▶ WORK TO DO
Count the lines below that contain the word "text" and give only the number.

— start EXERCISE INPUTS —

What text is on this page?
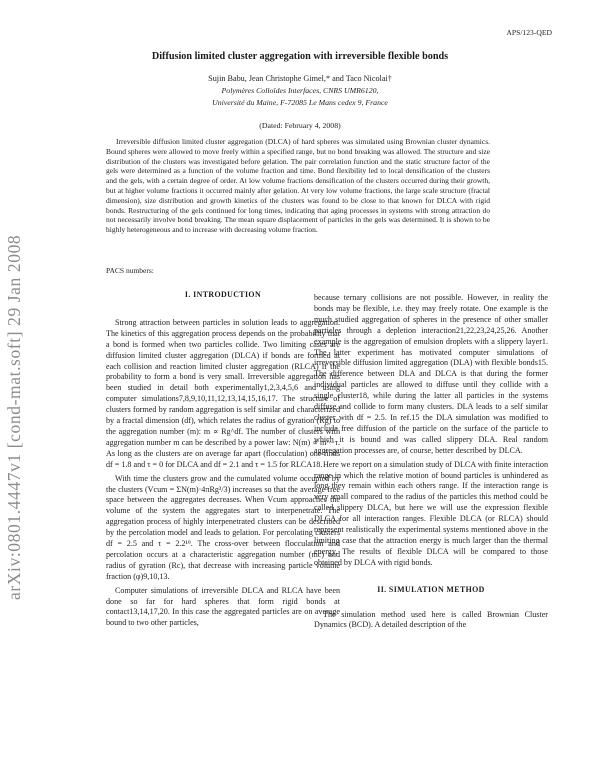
APS/123-QED
arXiv:0801.4447v1 [cond-mat.soft] 29 Jan 2008
Diffusion limited cluster aggregation with irreversible flexible bonds
Sujin Babu, Jean Christophe Gimel,* and Taco Nicolai†
Polymères Colloïdes Interfaces, CNRS UMR6120,
Université du Maine, F-72085 Le Mans cedex 9, France
(Dated: February 4, 2008)

Irreversible diffusion limited cluster aggregation (DLCA) of hard spheres was simulated using Brownian cluster dynamics. Bound spheres were allowed to move freely within a specified range, but no bond breaking was allowed. The structure and size distribution of the clusters was investigated before gelation. The pair correlation function and the static structure factor of the gels were determined as a function of the volume fraction and time. Bond flexibility led to local densification of the clusters and the gels, with a certain degree of order. At low volume fractions densification of the clusters occurred during their growth, but at higher volume fractions it occurred mainly after gelation. At very low volume fractions, the large scale structure (fractal dimension), size distribution and growth kinetics of the clusters was found to be close to that known for DLCA with rigid bonds. Restructuring of the gels continued for long times, indicating that aging processes in systems with strong attraction do not necessarily involve bond breaking. The mean square displacement of particles in the gels was determined. It is shown to be highly heterogeneous and to increase with decreasing volume fraction.

PACS numbers:
I. INTRODUCTION

Strong attraction between particles in solution leads to aggregation. The kinetics of this aggregation process depends on the probability that a bond is formed when two particles collide. Two limiting cases are diffusion limited cluster aggregation (DLCA) if bonds are formed at each collision and reaction limited cluster aggregation (RLCA) if the probability to form a bond is very small. Irreversible aggregation has been studied in detail both experimentally1,2,3,4,5,6 and using computer simulations7,8,9,10,11,12,13,14,15,16,17. The structure of clusters formed by random aggregation is self similar and characterized by a fractal dimension (df), which relates the radius of gyration (Rg) to the aggregation number (m): m ∝ Rg^df. The number of clusters with aggregation number m can be described by a power law: N(m) ∝ m^−τ. As long as the clusters are on average far apart (flocculation) one finds df = 1.8 and τ = 0 for DLCA and df = 2.1 and τ = 1.5 for RLCA18.

With time the clusters grow and the cumulated volume occupied by the clusters (Vcum = ΣN(m)·4πRg³/3) increases so that the average free space between the aggregates decreases. When Vcum approaches the volume of the system the aggregates start to interpenetrate. The aggregation process of highly interpenetrated clusters can be described by the percolation model and leads to gelation. For percolating clusters df = 2.5 and τ = 2.2¹⁹. The cross-over between flocculation and percolation occurs at a characteristic aggregation number (mc) and radius of gyration (Rc), that decrease with increasing particle volume fraction (φ)9,10,13.

Computer simulations of irreversible DLCA and RLCA have been done so far for hard spheres that form rigid bonds at contact13,14,17,20. In this case the aggregated particles are on average bound to two other particles,

because ternary collisions are not possible. However, in reality the bonds may be flexible, i.e. they may freely rotate. One example is the much studied aggregation of spheres in the presence of other smaller particles through a depletion interaction21,22,23,24,25,26. Another example is the aggregation of emulsion droplets with a slippery layer1. The latter experiment has motivated computer simulations of irreversible diffusion limited aggregation (DLA) with flexible bonds15. The difference between DLA and DLCA is that during the former individual particles are allowed to diffuse until they collide with a single cluster18, while during the latter all particles in the systems diffuse and collide to form many clusters. DLA leads to a self similar cluster with df = 2.5. In ref.15 the DLA simulation was modified to include free diffusion of the particle on the surface of the particle to which it is bound and was called slippery DLA. Real random aggregation processes are, of course, better described by DLCA.

Here we report on a simulation study of DLCA with finite interaction range in which the relative motion of bound particles is unhindered as long they remain within each others range. If the interaction range is very small compared to the radius of the particles this method could be called slippery DLCA, but here we will use the expression flexible DLCA for all interaction ranges. Flexible DLCA (or RLCA) should represent realistically the experimental systems mentioned above in the limiting case that the attraction energy is much larger than the thermal energy. The results of flexible DLCA will be compared to those obtained by DLCA with rigid bonds.

II. SIMULATION METHOD

The simulation method used here is called Brownian Cluster Dynamics (BCD). A detailed description of the
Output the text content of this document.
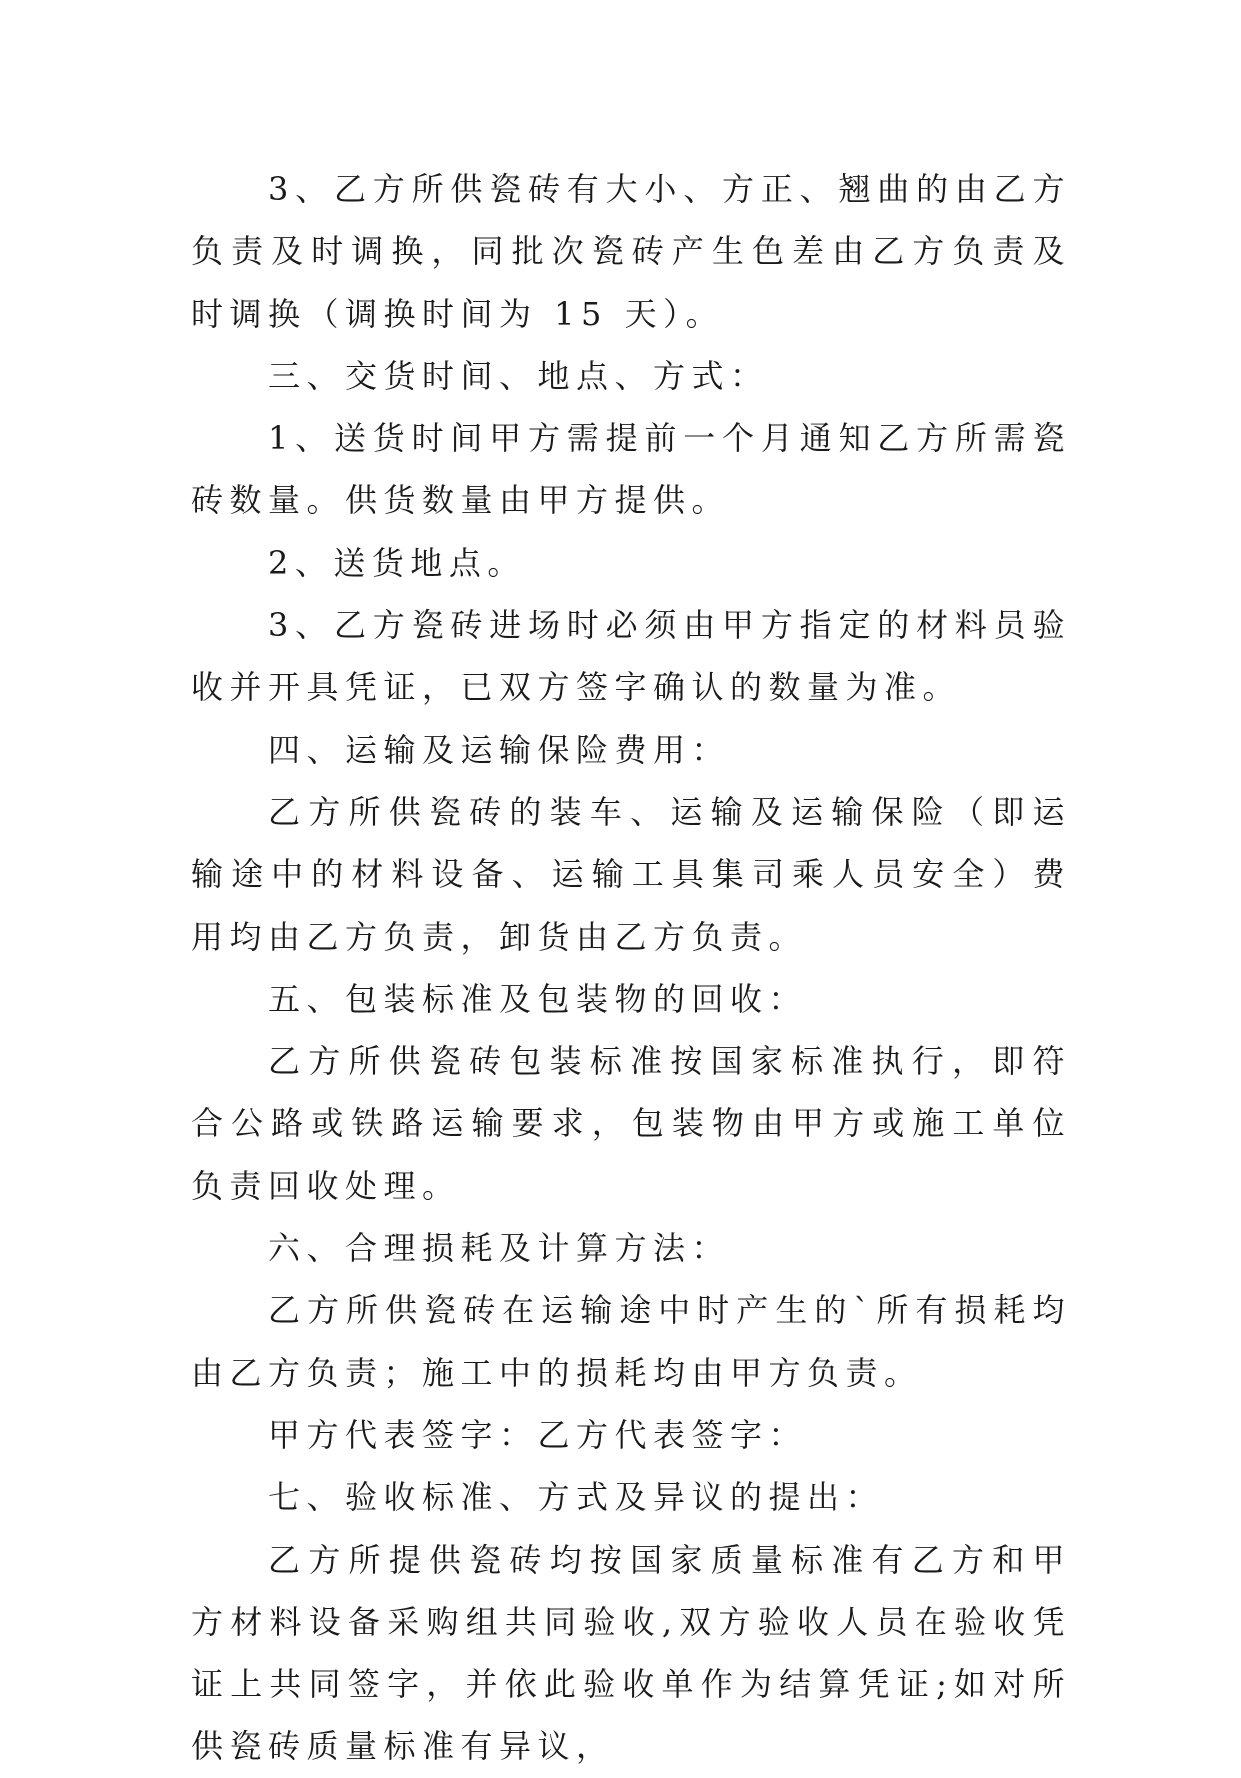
3、乙方所供瓷砖有大小、方正、翘曲的由乙方负责及时调换，同批次瓷砖产生色差由乙方负责及时调换（调换时间为 15 天）。

三、交货时间、地点、方式：

1、送货时间甲方需提前一个月通知乙方所需瓷砖数量。供货数量由甲方提供。

2、送货地点。

3、乙方瓷砖进场时必须由甲方指定的材料员验收并开具凭证，已双方签字确认的数量为准。

四、运输及运输保险费用：

乙方所供瓷砖的装车、运输及运输保险（即运输途中的材料设备、运输工具集司乘人员安全）费用均由乙方负责，卸货由乙方负责。

五、包装标准及包装物的回收：

乙方所供瓷砖包装标准按国家标准执行，即符合公路或铁路运输要求，包装物由甲方或施工单位负责回收处理。

六、合理损耗及计算方法：

乙方所供瓷砖在运输途中时产生的`所有损耗均由乙方负责；施工中的损耗均由甲方负责。

甲方代表签字：乙方代表签字：

七、验收标准、方式及异议的提出：

乙方所提供瓷砖均按国家质量标准有乙方和甲方材料设备采购组共同验收,双方验收人员在验收凭证上共同签字，并依此验收单作为结算凭证;如对所供瓷砖质量标准有异议，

— end EXERCISE INPUTS —

▶ ANSWER TO THIS TASK
2